Problem details » Any pictures in the records below should be skipped; write out everything else exactly.

Supplied records »
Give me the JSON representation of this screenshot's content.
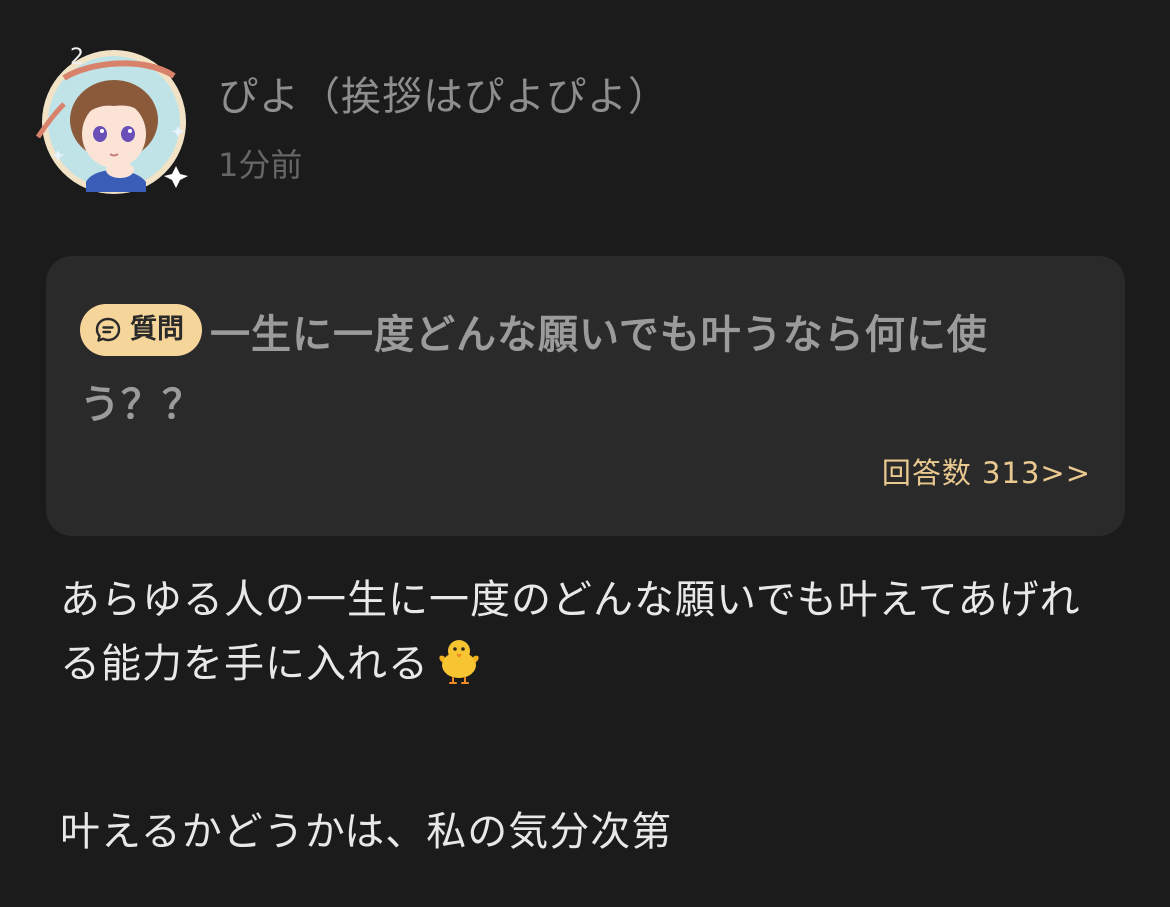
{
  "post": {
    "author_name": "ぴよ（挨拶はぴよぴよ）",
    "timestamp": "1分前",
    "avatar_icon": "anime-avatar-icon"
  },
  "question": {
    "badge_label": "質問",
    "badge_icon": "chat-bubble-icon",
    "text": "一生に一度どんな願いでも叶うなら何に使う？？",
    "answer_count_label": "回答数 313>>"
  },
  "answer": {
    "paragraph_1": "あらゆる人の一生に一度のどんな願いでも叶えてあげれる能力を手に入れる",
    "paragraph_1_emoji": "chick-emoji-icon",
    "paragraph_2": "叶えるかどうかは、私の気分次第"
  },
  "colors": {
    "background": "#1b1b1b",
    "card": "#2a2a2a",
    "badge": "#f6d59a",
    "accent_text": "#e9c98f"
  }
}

Full answer »
Give me the JSON representation of this screenshot's content.
{
  "post": {
    "author_name": "ぴよ（挨拶はぴよぴよ）",
    "timestamp": "1分前",
    "avatar_icon": "anime-avatar-icon"
  },
  "question": {
    "badge_label": "質問",
    "badge_icon": "chat-bubble-icon",
    "text": "一生に一度どんな願いでも叶うなら何に使う？？",
    "answer_count_label": "回答数 313>>"
  },
  "answer": {
    "paragraph_1": "あらゆる人の一生に一度のどんな願いでも叶えてあげれる能力を手に入れる",
    "paragraph_1_emoji": "chick-emoji-icon",
    "paragraph_2": "叶えるかどうかは、私の気分次第"
  },
  "colors": {
    "background": "#1b1b1b",
    "card": "#2a2a2a",
    "badge": "#f6d59a",
    "accent_text": "#e9c98f"
  }
}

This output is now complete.